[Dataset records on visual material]
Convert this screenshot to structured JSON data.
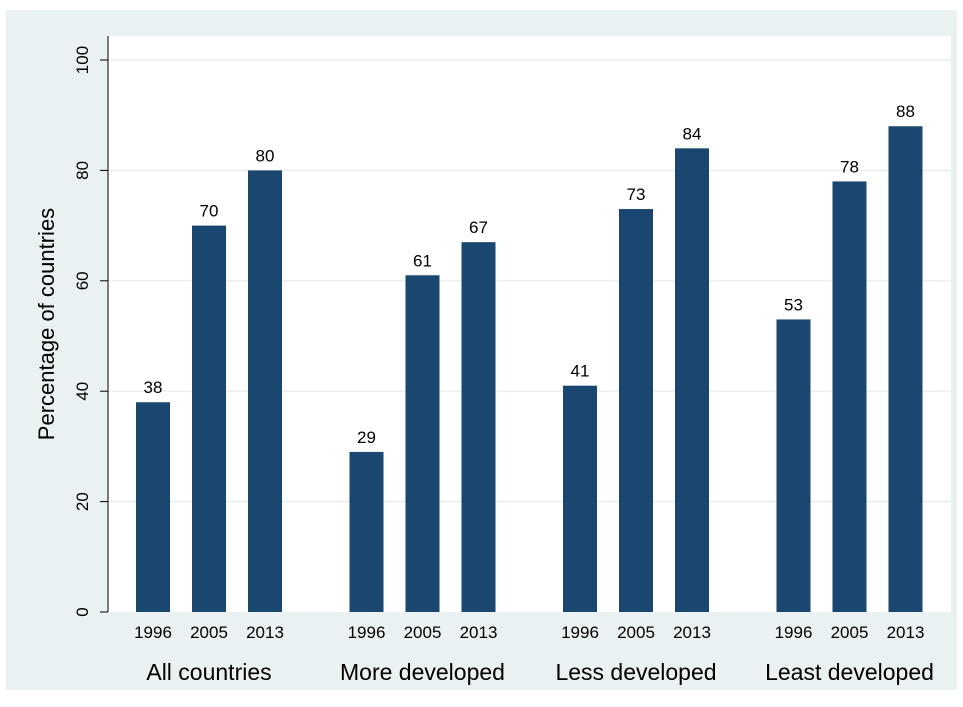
{
  "chart_data": {
    "type": "bar",
    "ylabel": "Percentage of countries",
    "xlabel": "",
    "title": "",
    "ylim": [
      0,
      100
    ],
    "yticks": [
      0,
      20,
      40,
      60,
      80,
      100
    ],
    "grid": true,
    "bar_color": "#1a476f",
    "background": "#eaf1f3",
    "groups": [
      {
        "label": "All countries",
        "bars": [
          {
            "year": "1996",
            "value": 38
          },
          {
            "year": "2005",
            "value": 70
          },
          {
            "year": "2013",
            "value": 80
          }
        ]
      },
      {
        "label": "More developed",
        "bars": [
          {
            "year": "1996",
            "value": 29
          },
          {
            "year": "2005",
            "value": 61
          },
          {
            "year": "2013",
            "value": 67
          }
        ]
      },
      {
        "label": "Less developed",
        "bars": [
          {
            "year": "1996",
            "value": 41
          },
          {
            "year": "2005",
            "value": 73
          },
          {
            "year": "2013",
            "value": 84
          }
        ]
      },
      {
        "label": "Least developed",
        "bars": [
          {
            "year": "1996",
            "value": 53
          },
          {
            "year": "2005",
            "value": 78
          },
          {
            "year": "2013",
            "value": 88
          }
        ]
      }
    ]
  }
}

Task objective: Exclude the pictures. Write out the remaining data exactly.

Final result:
Convert this screenshot to structured JSON data.
{
  "chart_data": {
    "type": "bar",
    "ylabel": "Percentage of countries",
    "xlabel": "",
    "title": "",
    "ylim": [
      0,
      100
    ],
    "yticks": [
      0,
      20,
      40,
      60,
      80,
      100
    ],
    "grid": true,
    "bar_color": "#1a476f",
    "background": "#eaf1f3",
    "groups": [
      {
        "label": "All countries",
        "bars": [
          {
            "year": "1996",
            "value": 38
          },
          {
            "year": "2005",
            "value": 70
          },
          {
            "year": "2013",
            "value": 80
          }
        ]
      },
      {
        "label": "More developed",
        "bars": [
          {
            "year": "1996",
            "value": 29
          },
          {
            "year": "2005",
            "value": 61
          },
          {
            "year": "2013",
            "value": 67
          }
        ]
      },
      {
        "label": "Less developed",
        "bars": [
          {
            "year": "1996",
            "value": 41
          },
          {
            "year": "2005",
            "value": 73
          },
          {
            "year": "2013",
            "value": 84
          }
        ]
      },
      {
        "label": "Least developed",
        "bars": [
          {
            "year": "1996",
            "value": 53
          },
          {
            "year": "2005",
            "value": 78
          },
          {
            "year": "2013",
            "value": 88
          }
        ]
      }
    ]
  }
}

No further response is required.